Request: In the listing below, find every line with the string "label" and pull it out.

-------- Record extracts --------

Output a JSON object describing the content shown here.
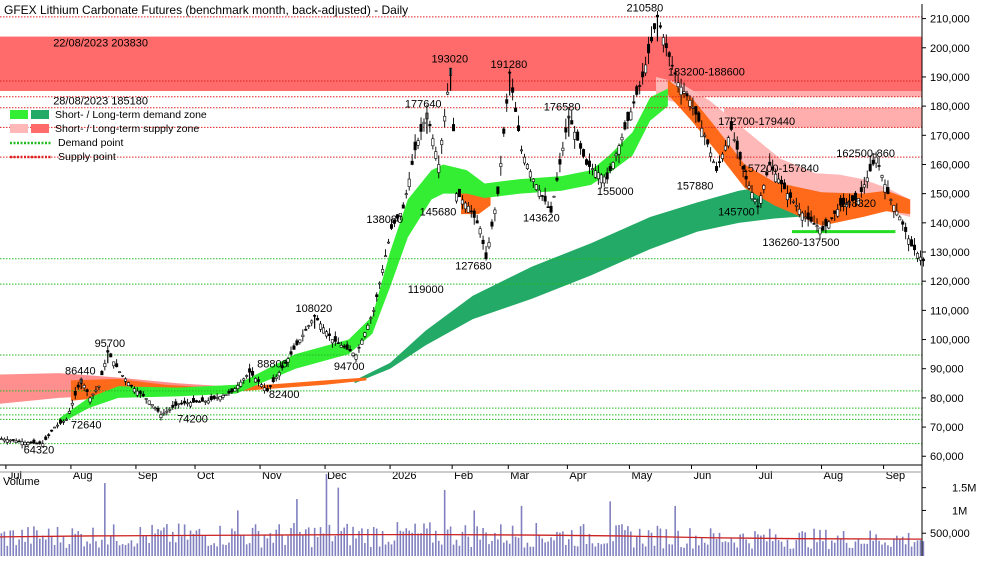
{
  "chart_data": {
    "type": "candlestick",
    "title": "GFEX Lithium Carbonate Futures (benchmark month, back-adjusted) - Daily",
    "y_axis_side": "right",
    "ylim": [
      57000,
      215000
    ],
    "y_ticks": [
      "60,000",
      "70,000",
      "80,000",
      "90,000",
      "100,000",
      "110,000",
      "120,000",
      "130,000",
      "140,000",
      "150,000",
      "160,000",
      "170,000",
      "180,000",
      "190,000",
      "200,000",
      "210,000"
    ],
    "y_tick_values": [
      60000,
      70000,
      80000,
      90000,
      100000,
      110000,
      120000,
      130000,
      140000,
      150000,
      160000,
      170000,
      180000,
      190000,
      200000,
      210000
    ],
    "months": [
      "Jul",
      "Aug",
      "Sep",
      "Oct",
      "Nov",
      "Dec",
      "2026",
      "Feb",
      "Mar",
      "Apr",
      "May",
      "Jun",
      "Jul",
      "Aug",
      "Sep"
    ],
    "month_starts": [
      2,
      24,
      46,
      66,
      88,
      110,
      132,
      153,
      172,
      192,
      213,
      234,
      256,
      278,
      299
    ],
    "x_range": [
      0,
      312
    ],
    "price_path": [
      [
        0,
        66000
      ],
      [
        10,
        64500
      ],
      [
        14,
        64320
      ],
      [
        18,
        70000
      ],
      [
        22,
        72640
      ],
      [
        27,
        86440
      ],
      [
        30,
        80000
      ],
      [
        33,
        84000
      ],
      [
        36,
        95700
      ],
      [
        40,
        89000
      ],
      [
        44,
        84000
      ],
      [
        50,
        79000
      ],
      [
        54,
        74200
      ],
      [
        60,
        78000
      ],
      [
        70,
        79000
      ],
      [
        78,
        82000
      ],
      [
        84,
        88800
      ],
      [
        90,
        82400
      ],
      [
        98,
        95000
      ],
      [
        106,
        108020
      ],
      [
        112,
        100000
      ],
      [
        120,
        94700
      ],
      [
        126,
        110000
      ],
      [
        132,
        138080
      ],
      [
        136,
        145000
      ],
      [
        140,
        165000
      ],
      [
        144,
        177640
      ],
      [
        148,
        160000
      ],
      [
        152,
        193020
      ],
      [
        154,
        150000
      ],
      [
        158,
        145680
      ],
      [
        162,
        138000
      ],
      [
        164,
        127680
      ],
      [
        168,
        150000
      ],
      [
        172,
        191280
      ],
      [
        176,
        165000
      ],
      [
        180,
        155000
      ],
      [
        186,
        143620
      ],
      [
        192,
        176580
      ],
      [
        198,
        160000
      ],
      [
        205,
        155000
      ],
      [
        212,
        175000
      ],
      [
        217,
        190000
      ],
      [
        222,
        210580
      ],
      [
        225,
        200000
      ],
      [
        229,
        188000
      ],
      [
        233,
        182000
      ],
      [
        238,
        170000
      ],
      [
        242,
        157880
      ],
      [
        247,
        172000
      ],
      [
        252,
        155000
      ],
      [
        256,
        145700
      ],
      [
        260,
        160000
      ],
      [
        266,
        150000
      ],
      [
        272,
        142000
      ],
      [
        278,
        137500
      ],
      [
        284,
        146000
      ],
      [
        290,
        148320
      ],
      [
        296,
        162500
      ],
      [
        300,
        150000
      ],
      [
        304,
        142000
      ],
      [
        308,
        132000
      ],
      [
        312,
        127000
      ]
    ],
    "highs_at": [
      [
        36,
        95700
      ],
      [
        27,
        86440
      ],
      [
        106,
        108020
      ],
      [
        84,
        88800
      ],
      [
        144,
        177640
      ],
      [
        152,
        193020
      ],
      [
        172,
        191280
      ],
      [
        192,
        176580
      ],
      [
        222,
        210580
      ]
    ],
    "short_demand_zone": {
      "start": 20,
      "points": [
        [
          20,
          71000,
          73000
        ],
        [
          30,
          76500,
          80000
        ],
        [
          40,
          80000,
          84000
        ],
        [
          60,
          80500,
          83500
        ],
        [
          80,
          81500,
          84500
        ],
        [
          100,
          90000,
          95000
        ],
        [
          118,
          95000,
          100000
        ],
        [
          126,
          102000,
          108000
        ],
        [
          132,
          118000,
          130000
        ],
        [
          138,
          135000,
          148000
        ],
        [
          146,
          148000,
          158000
        ],
        [
          150,
          150000,
          160000
        ],
        [
          158,
          150000,
          158000
        ],
        [
          164,
          148500,
          153500
        ],
        [
          176,
          150000,
          155000
        ],
        [
          190,
          151000,
          156000
        ],
        [
          200,
          153000,
          158000
        ],
        [
          206,
          157000,
          163000
        ],
        [
          214,
          163000,
          171000
        ],
        [
          220,
          175000,
          183000
        ],
        [
          226,
          180000,
          186000
        ]
      ]
    },
    "long_demand_zone": {
      "start": 120,
      "points": [
        [
          120,
          85000,
          86000
        ],
        [
          132,
          90000,
          92000
        ],
        [
          144,
          98000,
          103000
        ],
        [
          160,
          107000,
          115000
        ],
        [
          180,
          114000,
          125000
        ],
        [
          200,
          122000,
          133000
        ],
        [
          220,
          131000,
          142000
        ],
        [
          236,
          137000,
          147000
        ],
        [
          250,
          140000,
          151000
        ],
        [
          262,
          141500,
          153000
        ],
        [
          276,
          142500,
          153500
        ],
        [
          290,
          143500,
          152000
        ],
        [
          300,
          144000,
          150500
        ]
      ]
    },
    "short_supply_zone": {
      "start": 222,
      "points": [
        [
          222,
          183000,
          190000
        ],
        [
          230,
          181000,
          188000
        ],
        [
          240,
          172000,
          182000
        ],
        [
          252,
          160000,
          172000
        ],
        [
          264,
          152000,
          162000
        ],
        [
          276,
          150000,
          157000
        ],
        [
          284,
          150000,
          156500
        ],
        [
          292,
          148000,
          155000
        ],
        [
          300,
          144000,
          152000
        ],
        [
          308,
          142000,
          148000
        ]
      ]
    },
    "long_supply_zone": {
      "points": [
        [
          0,
          78000,
          88000
        ],
        [
          20,
          80000,
          88500
        ],
        [
          40,
          81000,
          87000
        ],
        [
          60,
          81500,
          85000
        ],
        [
          76,
          82000,
          84000
        ]
      ]
    },
    "orange_segments": [
      {
        "points": [
          [
            24,
            79000,
            86000
          ],
          [
            40,
            80500,
            86500
          ],
          [
            56,
            81000,
            84500
          ],
          [
            72,
            81500,
            83500
          ],
          [
            90,
            83000,
            84500
          ],
          [
            110,
            84500,
            86000
          ],
          [
            124,
            86000,
            87000
          ]
        ]
      },
      {
        "points": [
          [
            156,
            143000,
            153000
          ],
          [
            162,
            143000,
            152000
          ],
          [
            166,
            146000,
            150000
          ]
        ]
      },
      {
        "points": [
          [
            226,
            184000,
            189000
          ],
          [
            234,
            175000,
            183000
          ],
          [
            242,
            165000,
            173000
          ],
          [
            252,
            152000,
            160000
          ],
          [
            262,
            146000,
            154000
          ],
          [
            278,
            139000,
            150500
          ],
          [
            292,
            142000,
            150000
          ],
          [
            300,
            144000,
            151000
          ],
          [
            308,
            143000,
            148000
          ]
        ]
      }
    ],
    "horizontal_levels": [
      {
        "value": 210580,
        "kind": "supply"
      },
      {
        "value": 188600,
        "kind": "supply"
      },
      {
        "value": 183200,
        "kind": "supply"
      },
      {
        "value": 179440,
        "kind": "supply"
      },
      {
        "value": 172700,
        "kind": "supply"
      },
      {
        "value": 162500,
        "kind": "supply"
      },
      {
        "value": 127680,
        "kind": "demand"
      },
      {
        "value": 119000,
        "kind": "demand"
      },
      {
        "value": 94700,
        "kind": "demand"
      },
      {
        "value": 82400,
        "kind": "demand"
      },
      {
        "value": 76500,
        "kind": "demand"
      },
      {
        "value": 74200,
        "kind": "demand"
      },
      {
        "value": 72640,
        "kind": "demand"
      },
      {
        "value": 64320,
        "kind": "demand"
      }
    ],
    "long_term_supply_block": {
      "x_from": 0,
      "x_to": 312,
      "y_from": 185180,
      "y_to": 203830
    },
    "supply_zone_bars": [
      {
        "x_from": 225,
        "x_to": 312,
        "y_from": 183200,
        "y_to": 188600
      },
      {
        "x_from": 245,
        "x_to": 312,
        "y_from": 172700,
        "y_to": 179440
      }
    ],
    "demand_segment": {
      "x_from": 268,
      "x_to": 303,
      "value": 137000
    },
    "annotations": [
      {
        "text": "22/08/2023 203830",
        "x": 18,
        "y": 200500
      },
      {
        "text": "28/08/2023 185180",
        "x": 18,
        "y": 180500
      },
      {
        "text": "210580",
        "x": 212,
        "y": 212500
      },
      {
        "text": "193020",
        "x": 146,
        "y": 195000
      },
      {
        "text": "191280",
        "x": 166,
        "y": 193000
      },
      {
        "text": "183200-188600",
        "x": 226,
        "y": 190500
      },
      {
        "text": "177640",
        "x": 137,
        "y": 179500
      },
      {
        "text": "176580",
        "x": 184,
        "y": 178500
      },
      {
        "text": "172700-179440",
        "x": 243,
        "y": 173500
      },
      {
        "text": "162500-860",
        "x": 283,
        "y": 162500
      },
      {
        "text": "157200-157840",
        "x": 251,
        "y": 157500
      },
      {
        "text": "157880",
        "x": 229,
        "y": 151500
      },
      {
        "text": "155000",
        "x": 202,
        "y": 149500
      },
      {
        "text": "148320",
        "x": 284,
        "y": 145500
      },
      {
        "text": "145680",
        "x": 142,
        "y": 142500
      },
      {
        "text": "145700",
        "x": 243,
        "y": 142500
      },
      {
        "text": "143620",
        "x": 177,
        "y": 140500
      },
      {
        "text": "138080",
        "x": 124,
        "y": 140000
      },
      {
        "text": "136260-137500",
        "x": 258,
        "y": 132000
      },
      {
        "text": "127680",
        "x": 154,
        "y": 124000
      },
      {
        "text": "119000",
        "x": 138,
        "y": 116000
      },
      {
        "text": "108020",
        "x": 100,
        "y": 109500
      },
      {
        "text": "94700",
        "x": 113,
        "y": 89500
      },
      {
        "text": "95700",
        "x": 32,
        "y": 97500
      },
      {
        "text": "88800",
        "x": 87,
        "y": 90500
      },
      {
        "text": "86440",
        "x": 22,
        "y": 88000
      },
      {
        "text": "82400",
        "x": 91,
        "y": 80000
      },
      {
        "text": "72640",
        "x": 24,
        "y": 69500
      },
      {
        "text": "74200",
        "x": 60,
        "y": 71500
      },
      {
        "text": "64320",
        "x": 8,
        "y": 61000
      }
    ],
    "legend": [
      {
        "label": "Short- / Long-term demand zone",
        "swatches": [
          "#33ee33",
          "#22aa66"
        ]
      },
      {
        "label": "Short- / Long-term supply zone",
        "swatches": [
          "#ffb8b8",
          "#ff6a6a"
        ]
      },
      {
        "label": "Demand point",
        "line": "#22bb22"
      },
      {
        "label": "Supply point",
        "line": "#dd2222"
      }
    ],
    "volume": {
      "label": "Volume",
      "y_ticks": [
        "1.5M",
        "1M",
        "500,000"
      ],
      "y_tick_values": [
        1500000,
        1000000,
        500000
      ],
      "ylim": [
        0,
        1800000
      ],
      "ma_points": [
        [
          0,
          420000
        ],
        [
          30,
          440000
        ],
        [
          60,
          450000
        ],
        [
          90,
          460000
        ],
        [
          120,
          470000
        ],
        [
          150,
          470000
        ],
        [
          180,
          460000
        ],
        [
          210,
          440000
        ],
        [
          240,
          400000
        ],
        [
          270,
          380000
        ],
        [
          312,
          370000
        ]
      ],
      "spikes": [
        [
          35,
          1600000
        ],
        [
          110,
          1800000
        ],
        [
          114,
          1500000
        ],
        [
          150,
          1450000
        ],
        [
          206,
          1200000
        ],
        [
          228,
          1100000
        ],
        [
          80,
          1000000
        ],
        [
          100,
          1250000
        ],
        [
          160,
          1000000
        ],
        [
          176,
          1100000
        ]
      ]
    },
    "colors": {
      "short_demand": "#33ee33",
      "long_demand": "#22aa66",
      "short_supply": "#ffb8b8",
      "long_supply": "#ff6a6a",
      "orange": "#ff6a1a",
      "demand_point": "#22bb22",
      "supply_point": "#dd2222",
      "volume_bar": "#8080c0",
      "volume_ma": "#cc2222"
    }
  }
}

--------

Answer:
        "label": "Short- / Long-term demand zone",
        "label": "Short- / Long-term supply zone",
        "label": "Demand point",
        "label": "Supply point",
      "label": "Volume",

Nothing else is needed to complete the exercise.